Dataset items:
————

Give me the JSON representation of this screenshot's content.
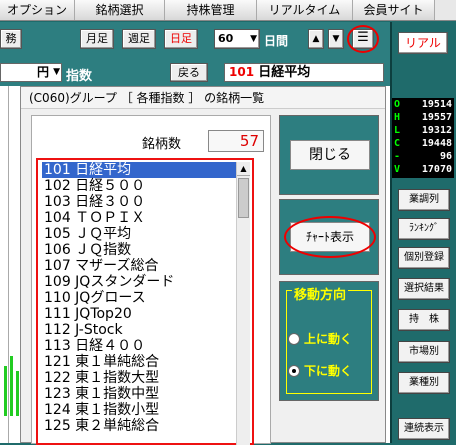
{
  "menu": [
    "オプション",
    "銘柄選択",
    "持株管理",
    "リアルタイム",
    "会員サイト"
  ],
  "toolbar": {
    "left_btn": "務",
    "monthly": "月足",
    "weekly": "週足",
    "daily": "日足",
    "period_value": "60",
    "period_unit": "日間",
    "real": "リアル"
  },
  "row2": {
    "currency": "円",
    "index_label": "指数",
    "back": "戻る",
    "code": "101",
    "name": "日経平均"
  },
  "quotes": [
    {
      "label": "O",
      "value": "19514"
    },
    {
      "label": "H",
      "value": "19557"
    },
    {
      "label": "L",
      "value": "19312"
    },
    {
      "label": "C",
      "value": "19448"
    },
    {
      "label": "-",
      "value": "96"
    },
    {
      "label": "V",
      "value": "17070"
    }
  ],
  "side_buttons": [
    "業調列",
    "ﾗﾝｷﾝｸﾞ",
    "個別登録",
    "選択結果",
    "持　株",
    "市場別",
    "業種別",
    "連続表示"
  ],
  "dialog": {
    "title": "(C060)グループ ［ 各種指数 ］ の銘柄一覧",
    "count_label": "銘柄数",
    "count_value": "57",
    "close": "閉じる",
    "chart": "ﾁｬｰﾄ表示",
    "move_title": "移動方向",
    "up": "上に動く",
    "down": "下に動く",
    "items": [
      "101 日経平均",
      "102 日経５００",
      "103 日経３００",
      "104 ＴＯＰＩＸ",
      "105 ＪＱ平均",
      "106 ＪＱ指数",
      "107 マザーズ総合",
      "109 JQスタンダード",
      "110 JQグロース",
      "111 JQTop20",
      "112 J-Stock",
      "113 日経４００",
      "121 東１単純総合",
      "122 東１指数大型",
      "123 東１指数中型",
      "124 東１指数小型",
      "125 東２単純総合"
    ]
  },
  "colors": {
    "accent_red": "#e00000",
    "panel_teal": "#2d7e80"
  }
}
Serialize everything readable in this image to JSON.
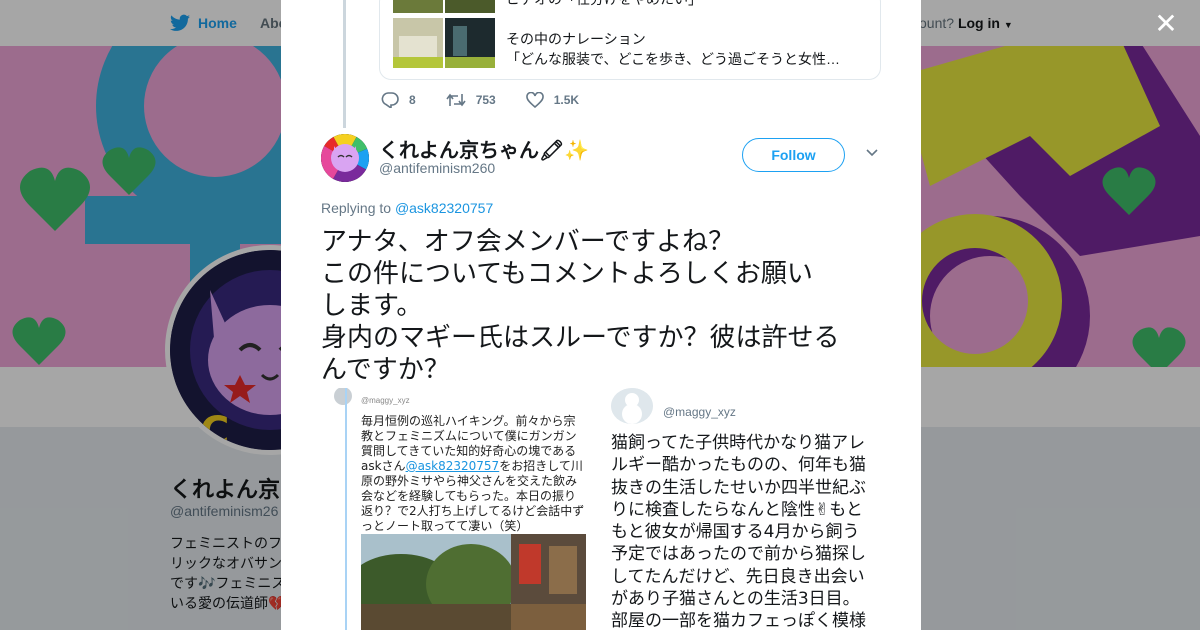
{
  "colors": {
    "twitter_blue": "#1da1f2",
    "link_blue": "#1b95e0",
    "text": "#14171a",
    "muted": "#657786",
    "banner_pink": "#f0a6d9"
  },
  "background": {
    "nav": {
      "home_label": "Home",
      "about_label": "Abo",
      "account_text": "ccount?",
      "login_label": "Log in"
    },
    "profile": {
      "name": "くれよん京",
      "handle": "@antifeminism26",
      "bio_lines": [
        "フェミニストのフ",
        "リックなオバサン",
        "です🎶フェミニス",
        "いる愛の伝道師💔"
      ]
    }
  },
  "modal": {
    "close_icon": "close-icon",
    "quoted": {
      "lines": [
        "ビデオの「仕分けをやめたい」",
        "",
        "その中のナレーション",
        "「どんな服装で、どこを歩き、どう過ごそうと女性…"
      ]
    },
    "actions": {
      "reply_count": "8",
      "retweet_count": "753",
      "like_count": "1.5K"
    },
    "tweet": {
      "author_name": "くれよん京ちゃん🖍✨",
      "author_handle": "@antifeminism260",
      "follow_label": "Follow",
      "replying_prefix": "Replying to ",
      "replying_handle": "@ask82320757",
      "text_lines": [
        "アナタ、オフ会メンバーですよね？",
        "この件についてもコメントよろしくお願い",
        "します。",
        "身内のマギー氏はスルーですか？彼は許せる",
        "んですか？"
      ]
    },
    "media": {
      "left": {
        "handle": "@maggy_xyz",
        "text_before": "毎月恒例の巡礼ハイキング。前々から宗教とフェミニズムについて僕にガンガン質問してきていた知的好奇心の塊であるaskさん",
        "mention": "@ask82320757",
        "text_after": "をお招きして川原の野外ミサやら神父さんを交えた飲み会などを経験してもらった。本日の振り返り？で2人打ち上げしてるけど会話中ずっとノート取ってて凄い（笑）"
      },
      "right": {
        "handle": "@maggy_xyz",
        "lines": [
          "猫飼ってた子供時代かなり猫アレ",
          "ルギー酷かったものの、何年も猫",
          "抜きの生活したせいか四半世紀ぶ",
          "りに検査したらなんと陰性✌もと",
          "もと彼女が帰国する4月から飼う",
          "予定ではあったので前から猫探し",
          "してたんだけど、先日良き出会い",
          "があり子猫さんとの生活3日目。",
          "部屋の一部を猫カフェっぽく模様"
        ]
      }
    }
  }
}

————

• [What the task asks]:
Copy each line exactly, and leave the pictures out of your copy.

• [Written solution]:
Give me the JSON representation of this screenshot's content.
{
  "menu": [
    "オプション",
    "銘柄選択",
    "持株管理",
    "リアルタイム",
    "会員サイト"
  ],
  "toolbar": {
    "left_btn": "務",
    "monthly": "月足",
    "weekly": "週足",
    "daily": "日足",
    "period_value": "60",
    "period_unit": "日間",
    "real": "リアル"
  },
  "row2": {
    "currency": "円",
    "index_label": "指数",
    "back": "戻る",
    "code": "101",
    "name": "日経平均"
  },
  "quotes": [
    {
      "label": "O",
      "value": "19514"
    },
    {
      "label": "H",
      "value": "19557"
    },
    {
      "label": "L",
      "value": "19312"
    },
    {
      "label": "C",
      "value": "19448"
    },
    {
      "label": "-",
      "value": "96"
    },
    {
      "label": "V",
      "value": "17070"
    }
  ],
  "side_buttons": [
    "業調列",
    "ﾗﾝｷﾝｸﾞ",
    "個別登録",
    "選択結果",
    "持　株",
    "市場別",
    "業種別",
    "連続表示"
  ],
  "dialog": {
    "title": "(C060)グループ ［ 各種指数 ］ の銘柄一覧",
    "count_label": "銘柄数",
    "count_value": "57",
    "close": "閉じる",
    "chart": "ﾁｬｰﾄ表示",
    "move_title": "移動方向",
    "up": "上に動く",
    "down": "下に動く",
    "items": [
      "101 日経平均",
      "102 日経５００",
      "103 日経３００",
      "104 ＴＯＰＩＸ",
      "105 ＪＱ平均",
      "106 ＪＱ指数",
      "107 マザーズ総合",
      "109 JQスタンダード",
      "110 JQグロース",
      "111 JQTop20",
      "112 J-Stock",
      "113 日経４００",
      "121 東１単純総合",
      "122 東１指数大型",
      "123 東１指数中型",
      "124 東１指数小型",
      "125 東２単純総合"
    ]
  },
  "colors": {
    "accent_red": "#e00000",
    "panel_teal": "#2d7e80"
  }
}
Serialize everything readable in this image to JSON.
{
  "colors": {
    "twitter_blue": "#1da1f2",
    "link_blue": "#1b95e0",
    "text": "#14171a",
    "muted": "#657786",
    "banner_pink": "#f0a6d9"
  },
  "background": {
    "nav": {
      "home_label": "Home",
      "about_label": "Abo",
      "account_text": "ccount?",
      "login_label": "Log in"
    },
    "profile": {
      "name": "くれよん京",
      "handle": "@antifeminism26",
      "bio_lines": [
        "フェミニストのフ",
        "リックなオバサン",
        "です🎶フェミニス",
        "いる愛の伝道師💔"
      ]
    }
  },
  "modal": {
    "close_icon": "close-icon",
    "quoted": {
      "lines": [
        "ビデオの「仕分けをやめたい」",
        "",
        "その中のナレーション",
        "「どんな服装で、どこを歩き、どう過ごそうと女性…"
      ]
    },
    "actions": {
      "reply_count": "8",
      "retweet_count": "753",
      "like_count": "1.5K"
    },
    "tweet": {
      "author_name": "くれよん京ちゃん🖍✨",
      "author_handle": "@antifeminism260",
      "follow_label": "Follow",
      "replying_prefix": "Replying to ",
      "replying_handle": "@ask82320757",
      "text_lines": [
        "アナタ、オフ会メンバーですよね？",
        "この件についてもコメントよろしくお願い",
        "します。",
        "身内のマギー氏はスルーですか？彼は許せる",
        "んですか？"
      ]
    },
    "media": {
      "left": {
        "handle": "@maggy_xyz",
        "text_before": "毎月恒例の巡礼ハイキング。前々から宗教とフェミニズムについて僕にガンガン質問してきていた知的好奇心の塊であるaskさん",
        "mention": "@ask82320757",
        "text_after": "をお招きして川原の野外ミサやら神父さんを交えた飲み会などを経験してもらった。本日の振り返り？で2人打ち上げしてるけど会話中ずっとノート取ってて凄い（笑）"
      },
      "right": {
        "handle": "@maggy_xyz",
        "lines": [
          "猫飼ってた子供時代かなり猫アレ",
          "ルギー酷かったものの、何年も猫",
          "抜きの生活したせいか四半世紀ぶ",
          "りに検査したらなんと陰性✌もと",
          "もと彼女が帰国する4月から飼う",
          "予定ではあったので前から猫探し",
          "してたんだけど、先日良き出会い",
          "があり子猫さんとの生活3日目。",
          "部屋の一部を猫カフェっぽく模様"
        ]
      }
    }
  }
}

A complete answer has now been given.